Back in another life, when I was a sports writer for a daily newspaper, I spent a weekend on holiday at the PAX South gaming convention in San Antonio. At an after-hours party at a nearby bar I met a girl who had just reached a milestone as a Twitch streamer and was quite proud of herself.
When I told her what I did for a living, she responded: “Oh, so I’m kind of like email and you’re kind of like snail mail.”
Perhaps with that mindset, Mesut Özil is shifting his focus from the snail mail of old-school sports where you use your actual, lumpy body to the fast-paced email of online gaming, launching his Twitch streaming career on Thursday.
Özil, who turns 30 on Monday, has a bit of time on his hands lately because he retired from the German national team following the World Cup. His retirement sparked controversy as he said he was the subject of racism within the German DFB.
Since he’s not joining Die Mannschaft for UEFA Nations League matches against the Netherlands and France on Saturday and Tuesday, respectively, Özil decided to turn to Fortnite to get his competitive fix.

● ● ● ●

Transcribe the stretch from "Since he’s not" through "his competitive fix." in the passage about Mesut Özil.

Entries excerpted from a collection
● ● ● ●

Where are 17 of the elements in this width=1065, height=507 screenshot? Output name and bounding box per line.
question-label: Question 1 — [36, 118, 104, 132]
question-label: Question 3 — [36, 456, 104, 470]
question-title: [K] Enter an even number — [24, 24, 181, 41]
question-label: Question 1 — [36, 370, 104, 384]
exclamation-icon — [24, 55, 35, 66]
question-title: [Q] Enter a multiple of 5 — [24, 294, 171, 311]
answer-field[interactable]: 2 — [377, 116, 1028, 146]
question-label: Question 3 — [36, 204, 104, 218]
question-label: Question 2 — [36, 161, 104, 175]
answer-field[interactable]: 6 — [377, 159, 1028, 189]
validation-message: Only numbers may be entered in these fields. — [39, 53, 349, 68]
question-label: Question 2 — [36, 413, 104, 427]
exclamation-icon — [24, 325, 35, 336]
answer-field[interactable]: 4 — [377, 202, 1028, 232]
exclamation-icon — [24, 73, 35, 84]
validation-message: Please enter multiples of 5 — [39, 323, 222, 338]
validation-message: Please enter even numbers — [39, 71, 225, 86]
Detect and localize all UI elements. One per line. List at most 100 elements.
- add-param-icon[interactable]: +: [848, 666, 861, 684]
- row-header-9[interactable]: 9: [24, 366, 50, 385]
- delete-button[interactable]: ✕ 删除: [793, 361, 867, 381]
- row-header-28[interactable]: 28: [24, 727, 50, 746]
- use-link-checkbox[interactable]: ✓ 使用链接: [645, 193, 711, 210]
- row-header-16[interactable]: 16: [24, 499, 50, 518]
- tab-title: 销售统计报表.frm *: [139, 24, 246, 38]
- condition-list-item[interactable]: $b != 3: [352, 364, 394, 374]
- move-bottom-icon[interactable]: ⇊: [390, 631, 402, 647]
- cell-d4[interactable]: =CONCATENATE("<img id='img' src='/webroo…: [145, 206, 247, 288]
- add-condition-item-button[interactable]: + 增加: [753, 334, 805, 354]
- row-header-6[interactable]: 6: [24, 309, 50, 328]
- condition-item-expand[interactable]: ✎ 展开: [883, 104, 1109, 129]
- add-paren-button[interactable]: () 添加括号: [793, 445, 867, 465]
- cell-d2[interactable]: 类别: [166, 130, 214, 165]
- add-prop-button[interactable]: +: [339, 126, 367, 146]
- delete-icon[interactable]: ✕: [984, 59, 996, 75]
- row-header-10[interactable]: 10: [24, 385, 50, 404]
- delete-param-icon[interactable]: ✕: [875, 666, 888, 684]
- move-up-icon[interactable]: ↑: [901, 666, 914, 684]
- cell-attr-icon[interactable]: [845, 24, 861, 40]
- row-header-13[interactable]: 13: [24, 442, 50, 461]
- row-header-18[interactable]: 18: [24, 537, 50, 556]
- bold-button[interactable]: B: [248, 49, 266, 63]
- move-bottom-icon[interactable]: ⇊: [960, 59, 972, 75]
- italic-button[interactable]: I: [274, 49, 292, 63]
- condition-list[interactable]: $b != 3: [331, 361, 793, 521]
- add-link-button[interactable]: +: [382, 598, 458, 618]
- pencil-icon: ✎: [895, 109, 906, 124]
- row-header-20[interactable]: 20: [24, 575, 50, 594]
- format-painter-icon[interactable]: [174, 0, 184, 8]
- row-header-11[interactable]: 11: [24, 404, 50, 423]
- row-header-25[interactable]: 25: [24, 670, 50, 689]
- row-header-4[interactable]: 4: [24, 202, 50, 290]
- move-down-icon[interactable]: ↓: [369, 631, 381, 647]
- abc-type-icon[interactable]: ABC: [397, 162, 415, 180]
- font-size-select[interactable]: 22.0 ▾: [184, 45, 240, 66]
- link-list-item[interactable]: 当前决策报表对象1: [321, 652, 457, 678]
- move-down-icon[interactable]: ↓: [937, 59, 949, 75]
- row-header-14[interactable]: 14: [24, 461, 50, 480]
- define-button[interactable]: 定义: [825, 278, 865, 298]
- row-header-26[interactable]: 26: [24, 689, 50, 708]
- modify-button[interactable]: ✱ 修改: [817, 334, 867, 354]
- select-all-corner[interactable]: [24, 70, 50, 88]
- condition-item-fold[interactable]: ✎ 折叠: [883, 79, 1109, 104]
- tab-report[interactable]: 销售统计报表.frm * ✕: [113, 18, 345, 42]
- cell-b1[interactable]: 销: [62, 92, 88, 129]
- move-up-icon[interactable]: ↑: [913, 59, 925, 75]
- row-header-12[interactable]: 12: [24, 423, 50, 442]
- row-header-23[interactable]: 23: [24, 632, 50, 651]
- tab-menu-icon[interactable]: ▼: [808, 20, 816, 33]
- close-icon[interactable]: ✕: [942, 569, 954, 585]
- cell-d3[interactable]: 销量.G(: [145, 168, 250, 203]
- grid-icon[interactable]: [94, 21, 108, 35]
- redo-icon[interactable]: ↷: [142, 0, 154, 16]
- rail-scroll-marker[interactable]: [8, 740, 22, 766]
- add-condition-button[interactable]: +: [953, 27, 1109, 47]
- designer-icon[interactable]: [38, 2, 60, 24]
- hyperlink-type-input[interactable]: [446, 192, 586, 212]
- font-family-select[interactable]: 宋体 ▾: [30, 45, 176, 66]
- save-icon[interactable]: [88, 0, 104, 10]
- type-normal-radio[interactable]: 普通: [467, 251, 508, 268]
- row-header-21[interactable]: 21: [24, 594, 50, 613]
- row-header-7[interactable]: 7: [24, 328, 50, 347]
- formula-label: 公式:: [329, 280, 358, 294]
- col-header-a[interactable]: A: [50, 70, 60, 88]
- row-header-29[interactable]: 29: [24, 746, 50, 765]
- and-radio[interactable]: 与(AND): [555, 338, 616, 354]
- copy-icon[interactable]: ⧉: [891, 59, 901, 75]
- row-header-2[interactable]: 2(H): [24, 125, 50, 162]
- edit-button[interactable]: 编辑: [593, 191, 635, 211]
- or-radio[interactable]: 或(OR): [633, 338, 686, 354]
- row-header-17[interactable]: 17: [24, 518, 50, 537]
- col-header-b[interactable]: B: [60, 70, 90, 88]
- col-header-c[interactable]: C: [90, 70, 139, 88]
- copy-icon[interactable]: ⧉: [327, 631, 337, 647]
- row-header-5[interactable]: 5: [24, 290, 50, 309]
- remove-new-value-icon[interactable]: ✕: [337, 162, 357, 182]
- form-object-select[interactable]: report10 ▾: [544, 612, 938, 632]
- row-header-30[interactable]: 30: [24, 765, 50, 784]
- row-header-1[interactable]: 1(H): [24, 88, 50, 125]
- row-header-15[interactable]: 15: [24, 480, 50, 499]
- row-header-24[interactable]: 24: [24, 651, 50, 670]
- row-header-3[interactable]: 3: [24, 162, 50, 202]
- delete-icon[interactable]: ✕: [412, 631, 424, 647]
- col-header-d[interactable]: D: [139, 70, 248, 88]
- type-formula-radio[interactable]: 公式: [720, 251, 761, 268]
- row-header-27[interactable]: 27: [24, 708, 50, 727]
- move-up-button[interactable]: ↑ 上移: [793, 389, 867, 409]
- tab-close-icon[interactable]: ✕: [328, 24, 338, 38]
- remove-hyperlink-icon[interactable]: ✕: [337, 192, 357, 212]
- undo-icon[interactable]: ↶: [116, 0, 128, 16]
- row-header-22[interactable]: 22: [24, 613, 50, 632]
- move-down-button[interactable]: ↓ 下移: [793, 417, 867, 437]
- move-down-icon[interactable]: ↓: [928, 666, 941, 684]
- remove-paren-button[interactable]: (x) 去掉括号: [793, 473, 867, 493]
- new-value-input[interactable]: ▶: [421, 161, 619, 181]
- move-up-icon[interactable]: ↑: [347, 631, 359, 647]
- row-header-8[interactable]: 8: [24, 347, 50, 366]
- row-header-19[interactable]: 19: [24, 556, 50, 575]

● ● ● ●

Output of the exercise
Since he’s not joining Die Mannschaft for UEFA Nations League matches against the Netherlands and France on Saturday and Tuesday, respectively, Özil decided to turn to Fortnite to get his competitive fix.